What to do: Quote the listing below in its entirety, omitting every image.

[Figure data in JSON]
________

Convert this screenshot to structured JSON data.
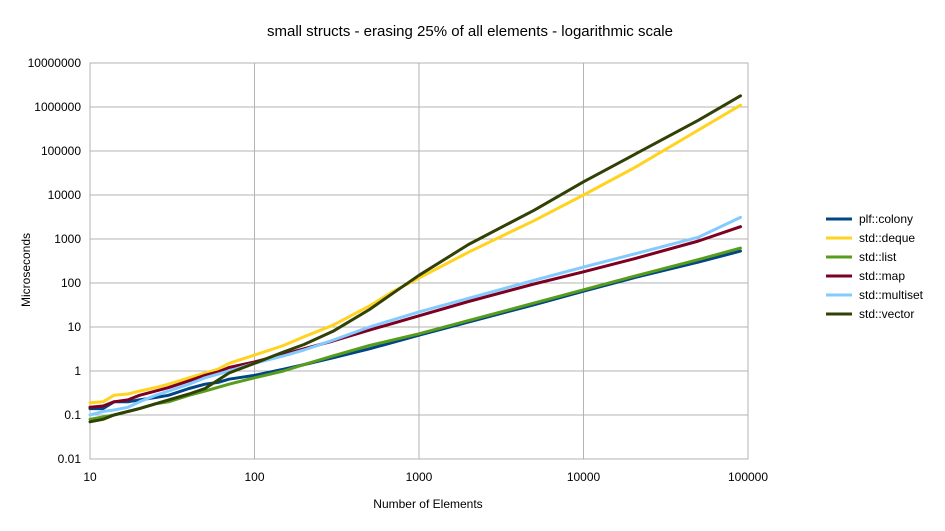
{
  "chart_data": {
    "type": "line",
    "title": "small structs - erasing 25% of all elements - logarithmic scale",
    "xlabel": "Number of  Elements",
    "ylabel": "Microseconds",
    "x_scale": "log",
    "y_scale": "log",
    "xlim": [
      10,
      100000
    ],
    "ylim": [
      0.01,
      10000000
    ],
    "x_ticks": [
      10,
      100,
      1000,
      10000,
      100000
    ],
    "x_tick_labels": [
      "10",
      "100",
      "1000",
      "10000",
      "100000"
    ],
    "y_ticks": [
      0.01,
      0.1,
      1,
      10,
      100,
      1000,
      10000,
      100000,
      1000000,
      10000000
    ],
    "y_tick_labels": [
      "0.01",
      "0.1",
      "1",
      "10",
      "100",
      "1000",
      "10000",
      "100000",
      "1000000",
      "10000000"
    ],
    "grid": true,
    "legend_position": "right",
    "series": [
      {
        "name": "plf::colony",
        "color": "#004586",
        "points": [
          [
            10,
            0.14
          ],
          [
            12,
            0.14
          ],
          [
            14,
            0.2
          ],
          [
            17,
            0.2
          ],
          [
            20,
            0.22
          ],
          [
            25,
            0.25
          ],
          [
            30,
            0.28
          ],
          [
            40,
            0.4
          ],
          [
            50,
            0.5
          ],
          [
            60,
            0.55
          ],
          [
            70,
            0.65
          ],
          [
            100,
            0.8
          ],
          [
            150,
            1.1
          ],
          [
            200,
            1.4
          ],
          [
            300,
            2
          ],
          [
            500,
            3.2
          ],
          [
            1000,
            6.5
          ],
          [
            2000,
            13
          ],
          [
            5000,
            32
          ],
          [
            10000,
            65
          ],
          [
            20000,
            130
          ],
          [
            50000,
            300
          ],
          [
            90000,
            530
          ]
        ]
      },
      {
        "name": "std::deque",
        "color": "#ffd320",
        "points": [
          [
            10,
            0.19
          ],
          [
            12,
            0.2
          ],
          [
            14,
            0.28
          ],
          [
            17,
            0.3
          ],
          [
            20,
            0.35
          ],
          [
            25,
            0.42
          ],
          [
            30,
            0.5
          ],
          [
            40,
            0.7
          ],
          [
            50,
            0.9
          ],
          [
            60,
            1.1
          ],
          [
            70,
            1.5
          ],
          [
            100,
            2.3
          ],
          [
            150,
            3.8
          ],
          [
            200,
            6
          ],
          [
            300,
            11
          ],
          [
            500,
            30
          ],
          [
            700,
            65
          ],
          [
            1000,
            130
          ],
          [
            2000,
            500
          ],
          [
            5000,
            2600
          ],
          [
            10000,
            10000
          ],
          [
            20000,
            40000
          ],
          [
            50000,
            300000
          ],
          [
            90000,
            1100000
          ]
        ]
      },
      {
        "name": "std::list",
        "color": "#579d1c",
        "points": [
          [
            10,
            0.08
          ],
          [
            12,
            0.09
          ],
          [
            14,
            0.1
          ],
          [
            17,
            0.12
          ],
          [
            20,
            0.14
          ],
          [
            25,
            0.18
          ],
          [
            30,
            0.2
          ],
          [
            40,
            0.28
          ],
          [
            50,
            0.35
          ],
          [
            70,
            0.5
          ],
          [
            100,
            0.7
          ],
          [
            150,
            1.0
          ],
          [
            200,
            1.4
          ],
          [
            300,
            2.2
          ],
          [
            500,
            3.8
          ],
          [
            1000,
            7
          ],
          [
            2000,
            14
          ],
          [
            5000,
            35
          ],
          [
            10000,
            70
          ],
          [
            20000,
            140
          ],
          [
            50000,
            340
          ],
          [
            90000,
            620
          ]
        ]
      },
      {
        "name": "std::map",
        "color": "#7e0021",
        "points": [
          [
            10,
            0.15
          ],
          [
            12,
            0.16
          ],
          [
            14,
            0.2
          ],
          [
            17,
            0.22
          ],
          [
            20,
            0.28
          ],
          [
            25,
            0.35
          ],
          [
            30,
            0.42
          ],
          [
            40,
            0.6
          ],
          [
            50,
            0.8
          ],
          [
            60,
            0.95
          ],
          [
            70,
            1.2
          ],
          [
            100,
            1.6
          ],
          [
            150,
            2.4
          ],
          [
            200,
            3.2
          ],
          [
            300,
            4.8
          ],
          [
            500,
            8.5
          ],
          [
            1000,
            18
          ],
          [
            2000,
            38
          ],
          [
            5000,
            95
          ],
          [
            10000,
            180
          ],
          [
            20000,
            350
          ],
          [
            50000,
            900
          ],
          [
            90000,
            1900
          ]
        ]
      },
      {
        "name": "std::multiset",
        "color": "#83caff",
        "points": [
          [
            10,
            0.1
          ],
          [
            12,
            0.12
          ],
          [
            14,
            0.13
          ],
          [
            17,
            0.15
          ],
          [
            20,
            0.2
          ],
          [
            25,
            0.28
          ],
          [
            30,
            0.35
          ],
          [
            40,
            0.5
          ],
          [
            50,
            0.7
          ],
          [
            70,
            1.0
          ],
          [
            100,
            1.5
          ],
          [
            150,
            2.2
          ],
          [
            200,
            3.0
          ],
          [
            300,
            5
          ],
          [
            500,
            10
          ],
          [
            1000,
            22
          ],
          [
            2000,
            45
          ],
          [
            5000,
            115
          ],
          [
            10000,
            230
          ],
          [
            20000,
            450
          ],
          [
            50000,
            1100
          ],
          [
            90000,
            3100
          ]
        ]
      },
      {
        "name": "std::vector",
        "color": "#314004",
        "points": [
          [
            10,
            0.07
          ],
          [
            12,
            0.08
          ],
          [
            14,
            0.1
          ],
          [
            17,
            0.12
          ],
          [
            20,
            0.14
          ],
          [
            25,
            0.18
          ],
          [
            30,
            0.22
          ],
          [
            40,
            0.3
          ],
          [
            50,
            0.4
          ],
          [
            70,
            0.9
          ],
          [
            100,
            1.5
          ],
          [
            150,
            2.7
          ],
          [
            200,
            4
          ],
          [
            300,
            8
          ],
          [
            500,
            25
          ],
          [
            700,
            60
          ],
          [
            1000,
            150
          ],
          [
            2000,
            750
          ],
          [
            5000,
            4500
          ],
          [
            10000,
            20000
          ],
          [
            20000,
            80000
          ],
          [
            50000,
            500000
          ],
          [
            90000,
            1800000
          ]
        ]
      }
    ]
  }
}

________

The result:
Convert this screenshot to structured JSON data.
{
  "chart_data": {
    "type": "line",
    "title": "small structs - erasing 25% of all elements - logarithmic scale",
    "xlabel": "Number of  Elements",
    "ylabel": "Microseconds",
    "x_scale": "log",
    "y_scale": "log",
    "xlim": [
      10,
      100000
    ],
    "ylim": [
      0.01,
      10000000
    ],
    "x_ticks": [
      10,
      100,
      1000,
      10000,
      100000
    ],
    "x_tick_labels": [
      "10",
      "100",
      "1000",
      "10000",
      "100000"
    ],
    "y_ticks": [
      0.01,
      0.1,
      1,
      10,
      100,
      1000,
      10000,
      100000,
      1000000,
      10000000
    ],
    "y_tick_labels": [
      "0.01",
      "0.1",
      "1",
      "10",
      "100",
      "1000",
      "10000",
      "100000",
      "1000000",
      "10000000"
    ],
    "grid": true,
    "legend_position": "right",
    "series": [
      {
        "name": "plf::colony",
        "color": "#004586",
        "points": [
          [
            10,
            0.14
          ],
          [
            12,
            0.14
          ],
          [
            14,
            0.2
          ],
          [
            17,
            0.2
          ],
          [
            20,
            0.22
          ],
          [
            25,
            0.25
          ],
          [
            30,
            0.28
          ],
          [
            40,
            0.4
          ],
          [
            50,
            0.5
          ],
          [
            60,
            0.55
          ],
          [
            70,
            0.65
          ],
          [
            100,
            0.8
          ],
          [
            150,
            1.1
          ],
          [
            200,
            1.4
          ],
          [
            300,
            2
          ],
          [
            500,
            3.2
          ],
          [
            1000,
            6.5
          ],
          [
            2000,
            13
          ],
          [
            5000,
            32
          ],
          [
            10000,
            65
          ],
          [
            20000,
            130
          ],
          [
            50000,
            300
          ],
          [
            90000,
            530
          ]
        ]
      },
      {
        "name": "std::deque",
        "color": "#ffd320",
        "points": [
          [
            10,
            0.19
          ],
          [
            12,
            0.2
          ],
          [
            14,
            0.28
          ],
          [
            17,
            0.3
          ],
          [
            20,
            0.35
          ],
          [
            25,
            0.42
          ],
          [
            30,
            0.5
          ],
          [
            40,
            0.7
          ],
          [
            50,
            0.9
          ],
          [
            60,
            1.1
          ],
          [
            70,
            1.5
          ],
          [
            100,
            2.3
          ],
          [
            150,
            3.8
          ],
          [
            200,
            6
          ],
          [
            300,
            11
          ],
          [
            500,
            30
          ],
          [
            700,
            65
          ],
          [
            1000,
            130
          ],
          [
            2000,
            500
          ],
          [
            5000,
            2600
          ],
          [
            10000,
            10000
          ],
          [
            20000,
            40000
          ],
          [
            50000,
            300000
          ],
          [
            90000,
            1100000
          ]
        ]
      },
      {
        "name": "std::list",
        "color": "#579d1c",
        "points": [
          [
            10,
            0.08
          ],
          [
            12,
            0.09
          ],
          [
            14,
            0.1
          ],
          [
            17,
            0.12
          ],
          [
            20,
            0.14
          ],
          [
            25,
            0.18
          ],
          [
            30,
            0.2
          ],
          [
            40,
            0.28
          ],
          [
            50,
            0.35
          ],
          [
            70,
            0.5
          ],
          [
            100,
            0.7
          ],
          [
            150,
            1.0
          ],
          [
            200,
            1.4
          ],
          [
            300,
            2.2
          ],
          [
            500,
            3.8
          ],
          [
            1000,
            7
          ],
          [
            2000,
            14
          ],
          [
            5000,
            35
          ],
          [
            10000,
            70
          ],
          [
            20000,
            140
          ],
          [
            50000,
            340
          ],
          [
            90000,
            620
          ]
        ]
      },
      {
        "name": "std::map",
        "color": "#7e0021",
        "points": [
          [
            10,
            0.15
          ],
          [
            12,
            0.16
          ],
          [
            14,
            0.2
          ],
          [
            17,
            0.22
          ],
          [
            20,
            0.28
          ],
          [
            25,
            0.35
          ],
          [
            30,
            0.42
          ],
          [
            40,
            0.6
          ],
          [
            50,
            0.8
          ],
          [
            60,
            0.95
          ],
          [
            70,
            1.2
          ],
          [
            100,
            1.6
          ],
          [
            150,
            2.4
          ],
          [
            200,
            3.2
          ],
          [
            300,
            4.8
          ],
          [
            500,
            8.5
          ],
          [
            1000,
            18
          ],
          [
            2000,
            38
          ],
          [
            5000,
            95
          ],
          [
            10000,
            180
          ],
          [
            20000,
            350
          ],
          [
            50000,
            900
          ],
          [
            90000,
            1900
          ]
        ]
      },
      {
        "name": "std::multiset",
        "color": "#83caff",
        "points": [
          [
            10,
            0.1
          ],
          [
            12,
            0.12
          ],
          [
            14,
            0.13
          ],
          [
            17,
            0.15
          ],
          [
            20,
            0.2
          ],
          [
            25,
            0.28
          ],
          [
            30,
            0.35
          ],
          [
            40,
            0.5
          ],
          [
            50,
            0.7
          ],
          [
            70,
            1.0
          ],
          [
            100,
            1.5
          ],
          [
            150,
            2.2
          ],
          [
            200,
            3.0
          ],
          [
            300,
            5
          ],
          [
            500,
            10
          ],
          [
            1000,
            22
          ],
          [
            2000,
            45
          ],
          [
            5000,
            115
          ],
          [
            10000,
            230
          ],
          [
            20000,
            450
          ],
          [
            50000,
            1100
          ],
          [
            90000,
            3100
          ]
        ]
      },
      {
        "name": "std::vector",
        "color": "#314004",
        "points": [
          [
            10,
            0.07
          ],
          [
            12,
            0.08
          ],
          [
            14,
            0.1
          ],
          [
            17,
            0.12
          ],
          [
            20,
            0.14
          ],
          [
            25,
            0.18
          ],
          [
            30,
            0.22
          ],
          [
            40,
            0.3
          ],
          [
            50,
            0.4
          ],
          [
            70,
            0.9
          ],
          [
            100,
            1.5
          ],
          [
            150,
            2.7
          ],
          [
            200,
            4
          ],
          [
            300,
            8
          ],
          [
            500,
            25
          ],
          [
            700,
            60
          ],
          [
            1000,
            150
          ],
          [
            2000,
            750
          ],
          [
            5000,
            4500
          ],
          [
            10000,
            20000
          ],
          [
            20000,
            80000
          ],
          [
            50000,
            500000
          ],
          [
            90000,
            1800000
          ]
        ]
      }
    ]
  }
}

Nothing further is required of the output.